Collected data entries
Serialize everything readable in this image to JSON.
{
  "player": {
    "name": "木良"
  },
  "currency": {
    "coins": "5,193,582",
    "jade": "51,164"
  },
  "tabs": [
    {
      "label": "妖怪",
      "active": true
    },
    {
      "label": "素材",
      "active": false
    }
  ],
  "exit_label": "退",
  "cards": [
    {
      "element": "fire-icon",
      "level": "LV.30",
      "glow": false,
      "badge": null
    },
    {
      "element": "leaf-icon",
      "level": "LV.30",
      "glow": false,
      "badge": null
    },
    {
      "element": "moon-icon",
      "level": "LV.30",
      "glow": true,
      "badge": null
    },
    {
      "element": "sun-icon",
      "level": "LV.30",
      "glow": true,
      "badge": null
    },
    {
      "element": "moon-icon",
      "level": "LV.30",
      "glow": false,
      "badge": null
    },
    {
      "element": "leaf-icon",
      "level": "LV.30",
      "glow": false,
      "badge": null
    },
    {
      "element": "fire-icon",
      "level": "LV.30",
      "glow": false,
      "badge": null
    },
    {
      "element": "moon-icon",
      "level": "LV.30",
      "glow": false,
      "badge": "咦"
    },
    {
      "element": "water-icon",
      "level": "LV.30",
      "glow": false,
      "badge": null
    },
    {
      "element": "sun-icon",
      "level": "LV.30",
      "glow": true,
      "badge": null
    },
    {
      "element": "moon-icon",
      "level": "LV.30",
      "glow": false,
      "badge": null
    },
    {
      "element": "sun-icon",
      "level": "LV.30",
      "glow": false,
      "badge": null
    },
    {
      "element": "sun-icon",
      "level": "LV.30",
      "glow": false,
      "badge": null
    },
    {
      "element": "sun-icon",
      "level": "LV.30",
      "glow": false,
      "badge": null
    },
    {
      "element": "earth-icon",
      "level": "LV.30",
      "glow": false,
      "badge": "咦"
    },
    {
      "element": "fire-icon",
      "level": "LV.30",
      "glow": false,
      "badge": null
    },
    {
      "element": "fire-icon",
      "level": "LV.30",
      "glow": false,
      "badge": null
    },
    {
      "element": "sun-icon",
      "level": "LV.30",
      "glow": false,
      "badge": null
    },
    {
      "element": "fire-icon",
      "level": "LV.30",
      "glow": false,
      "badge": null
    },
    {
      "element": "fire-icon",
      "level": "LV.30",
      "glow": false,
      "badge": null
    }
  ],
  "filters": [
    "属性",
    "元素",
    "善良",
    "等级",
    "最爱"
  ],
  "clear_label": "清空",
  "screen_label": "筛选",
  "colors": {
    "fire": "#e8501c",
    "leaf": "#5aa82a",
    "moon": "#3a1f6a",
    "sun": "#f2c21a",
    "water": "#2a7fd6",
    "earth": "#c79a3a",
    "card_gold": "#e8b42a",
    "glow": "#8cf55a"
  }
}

### Direction
Reproduce the entries above exactly.

### Full output
Serialize everything readable in this image to JSON.
{
  "player": {
    "name": "木良"
  },
  "currency": {
    "coins": "5,193,582",
    "jade": "51,164"
  },
  "tabs": [
    {
      "label": "妖怪",
      "active": true
    },
    {
      "label": "素材",
      "active": false
    }
  ],
  "exit_label": "退",
  "cards": [
    {
      "element": "fire-icon",
      "level": "LV.30",
      "glow": false,
      "badge": null
    },
    {
      "element": "leaf-icon",
      "level": "LV.30",
      "glow": false,
      "badge": null
    },
    {
      "element": "moon-icon",
      "level": "LV.30",
      "glow": true,
      "badge": null
    },
    {
      "element": "sun-icon",
      "level": "LV.30",
      "glow": true,
      "badge": null
    },
    {
      "element": "moon-icon",
      "level": "LV.30",
      "glow": false,
      "badge": null
    },
    {
      "element": "leaf-icon",
      "level": "LV.30",
      "glow": false,
      "badge": null
    },
    {
      "element": "fire-icon",
      "level": "LV.30",
      "glow": false,
      "badge": null
    },
    {
      "element": "moon-icon",
      "level": "LV.30",
      "glow": false,
      "badge": "咦"
    },
    {
      "element": "water-icon",
      "level": "LV.30",
      "glow": false,
      "badge": null
    },
    {
      "element": "sun-icon",
      "level": "LV.30",
      "glow": true,
      "badge": null
    },
    {
      "element": "moon-icon",
      "level": "LV.30",
      "glow": false,
      "badge": null
    },
    {
      "element": "sun-icon",
      "level": "LV.30",
      "glow": false,
      "badge": null
    },
    {
      "element": "sun-icon",
      "level": "LV.30",
      "glow": false,
      "badge": null
    },
    {
      "element": "sun-icon",
      "level": "LV.30",
      "glow": false,
      "badge": null
    },
    {
      "element": "earth-icon",
      "level": "LV.30",
      "glow": false,
      "badge": "咦"
    },
    {
      "element": "fire-icon",
      "level": "LV.30",
      "glow": false,
      "badge": null
    },
    {
      "element": "fire-icon",
      "level": "LV.30",
      "glow": false,
      "badge": null
    },
    {
      "element": "sun-icon",
      "level": "LV.30",
      "glow": false,
      "badge": null
    },
    {
      "element": "fire-icon",
      "level": "LV.30",
      "glow": false,
      "badge": null
    },
    {
      "element": "fire-icon",
      "level": "LV.30",
      "glow": false,
      "badge": null
    }
  ],
  "filters": [
    "属性",
    "元素",
    "善良",
    "等级",
    "最爱"
  ],
  "clear_label": "清空",
  "screen_label": "筛选",
  "colors": {
    "fire": "#e8501c",
    "leaf": "#5aa82a",
    "moon": "#3a1f6a",
    "sun": "#f2c21a",
    "water": "#2a7fd6",
    "earth": "#c79a3a",
    "card_gold": "#e8b42a",
    "glow": "#8cf55a"
  }
}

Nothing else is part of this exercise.